What to do – Scan the data below and pick out the lines containing the word "monitor".

(Stored data)
◇ ◇ ◇ ◇ ◇ ◇ ◇

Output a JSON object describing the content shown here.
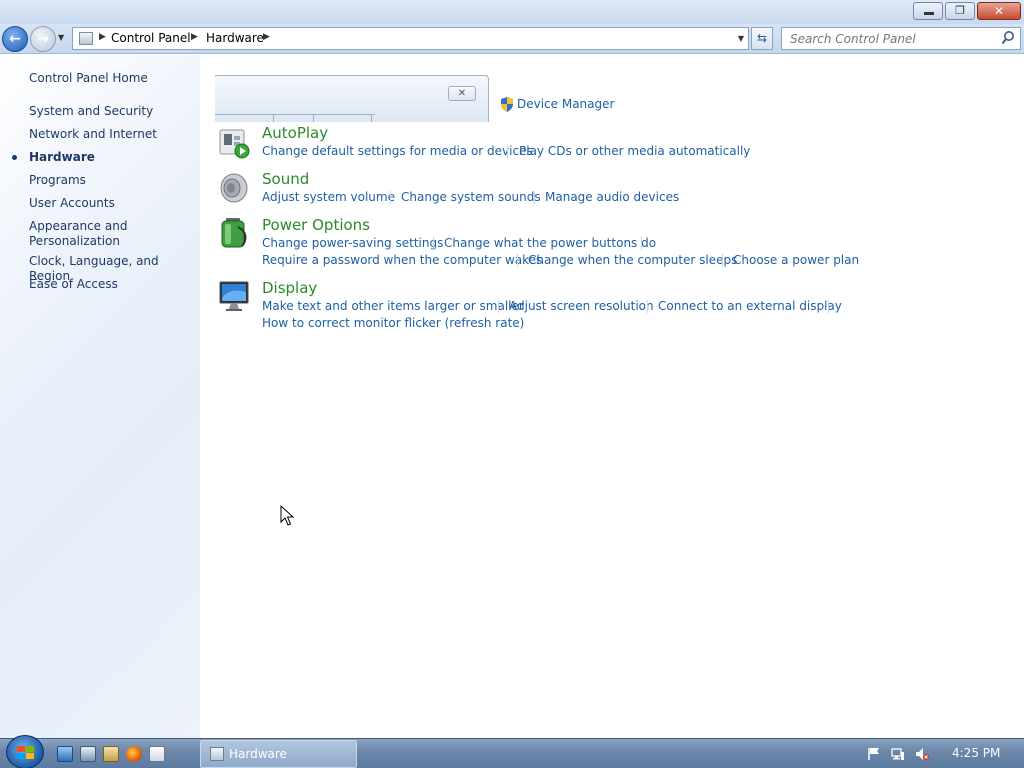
{
  "window": {
    "buttons": {
      "minimize": "",
      "restore": "❐",
      "close": "✕"
    }
  },
  "nav": {
    "back_icon": "back-arrow-icon",
    "forward_icon": "forward-arrow-icon",
    "breadcrumb": [
      "Control Panel",
      "Hardware"
    ],
    "search_placeholder": "Search Control Panel"
  },
  "sidebar": {
    "items": [
      {
        "label": "Control Panel Home"
      },
      {
        "label": "System and Security"
      },
      {
        "label": "Network and Internet"
      },
      {
        "label": "Hardware",
        "current": true
      },
      {
        "label": "Programs"
      },
      {
        "label": "User Accounts"
      },
      {
        "label": "Appearance and Personalization"
      },
      {
        "label": "Clock, Language, and Region"
      },
      {
        "label": "Ease of Access"
      }
    ]
  },
  "main": {
    "device_manager": "Device Manager",
    "categories": [
      {
        "title": "AutoPlay",
        "icon": "autoplay-icon",
        "links": [
          "Change default settings for media or devices",
          "Play CDs or other media automatically"
        ]
      },
      {
        "title": "Sound",
        "icon": "speaker-icon",
        "links": [
          "Adjust system volume",
          "Change system sounds",
          "Manage audio devices"
        ]
      },
      {
        "title": "Power Options",
        "icon": "battery-icon",
        "links": [
          "Change power-saving settings",
          "Change what the power buttons do",
          "Require a password when the computer wakes",
          "Change when the computer sleeps",
          "Choose a power plan"
        ]
      },
      {
        "title": "Display",
        "icon": "monitor-icon",
        "links": [
          "Make text and other items larger or smaller",
          "Adjust screen resolution",
          "Connect to an external display",
          "How to correct monitor flicker (refresh rate)"
        ]
      }
    ]
  },
  "taskbar": {
    "active_window": "Hardware",
    "clock": "4:25 PM"
  },
  "colors": {
    "link": "#1e5fa5",
    "category_title": "#2a8a2a",
    "sidebar_text": "#1e3966"
  }
}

◇ ◇ ◇ ◇ ◇ ◇ ◇

Solution to this problem –
        "icon": "monitor-icon",
          "How to correct monitor flicker (refresh rate)"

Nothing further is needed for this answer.